■ Objective: Transcribe the records exactly. Pictures do not belong in the transcription.

■ Entries:
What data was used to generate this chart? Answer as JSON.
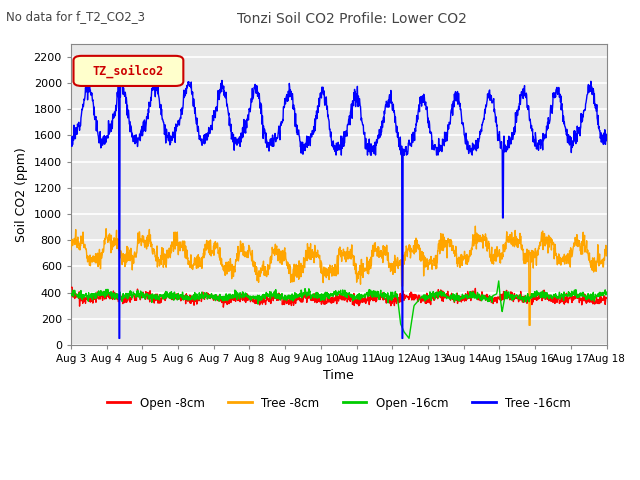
{
  "title": "Tonzi Soil CO2 Profile: Lower CO2",
  "subtitle": "No data for f_T2_CO2_3",
  "ylabel": "Soil CO2 (ppm)",
  "xlabel": "Time",
  "legend_label": "TZ_soilco2",
  "legend_entries": [
    "Open -8cm",
    "Tree -8cm",
    "Open -16cm",
    "Tree -16cm"
  ],
  "legend_colors": [
    "#ff0000",
    "#ffa500",
    "#00cc00",
    "#0000ff"
  ],
  "ylim": [
    0,
    2300
  ],
  "yticks": [
    0,
    200,
    400,
    600,
    800,
    1000,
    1200,
    1400,
    1600,
    1800,
    2000,
    2200
  ],
  "xtick_labels": [
    "Aug 3",
    "Aug 4",
    "Aug 5",
    "Aug 6",
    "Aug 7",
    "Aug 8",
    "Aug 9",
    "Aug 10",
    "Aug 11",
    "Aug 12",
    "Aug 13",
    "Aug 14",
    "Aug 15",
    "Aug 16",
    "Aug 17",
    "Aug 18"
  ],
  "bg_color": "#e8e8e8",
  "grid_color": "#ffffff",
  "line_width": 1.0,
  "blue_dropout_day1": 1.45,
  "blue_dropout_day2": 9.9,
  "blue_dropout_day3": 12.9,
  "orange_dropout_day1": 9.9,
  "orange_dropout_day2": 13.7,
  "green_dropout_day1": 9.9,
  "green_dropout_day2": 12.75
}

■ Response:
What data was used to generate this chart? Answer as JSON.
{
  "title": "Tonzi Soil CO2 Profile: Lower CO2",
  "subtitle": "No data for f_T2_CO2_3",
  "ylabel": "Soil CO2 (ppm)",
  "xlabel": "Time",
  "legend_label": "TZ_soilco2",
  "legend_entries": [
    "Open -8cm",
    "Tree -8cm",
    "Open -16cm",
    "Tree -16cm"
  ],
  "legend_colors": [
    "#ff0000",
    "#ffa500",
    "#00cc00",
    "#0000ff"
  ],
  "ylim": [
    0,
    2300
  ],
  "yticks": [
    0,
    200,
    400,
    600,
    800,
    1000,
    1200,
    1400,
    1600,
    1800,
    2000,
    2200
  ],
  "xtick_labels": [
    "Aug 3",
    "Aug 4",
    "Aug 5",
    "Aug 6",
    "Aug 7",
    "Aug 8",
    "Aug 9",
    "Aug 10",
    "Aug 11",
    "Aug 12",
    "Aug 13",
    "Aug 14",
    "Aug 15",
    "Aug 16",
    "Aug 17",
    "Aug 18"
  ],
  "bg_color": "#e8e8e8",
  "grid_color": "#ffffff",
  "line_width": 1.0,
  "blue_dropout_day1": 1.45,
  "blue_dropout_day2": 9.9,
  "blue_dropout_day3": 12.9,
  "orange_dropout_day1": 9.9,
  "orange_dropout_day2": 13.7,
  "green_dropout_day1": 9.9,
  "green_dropout_day2": 12.75
}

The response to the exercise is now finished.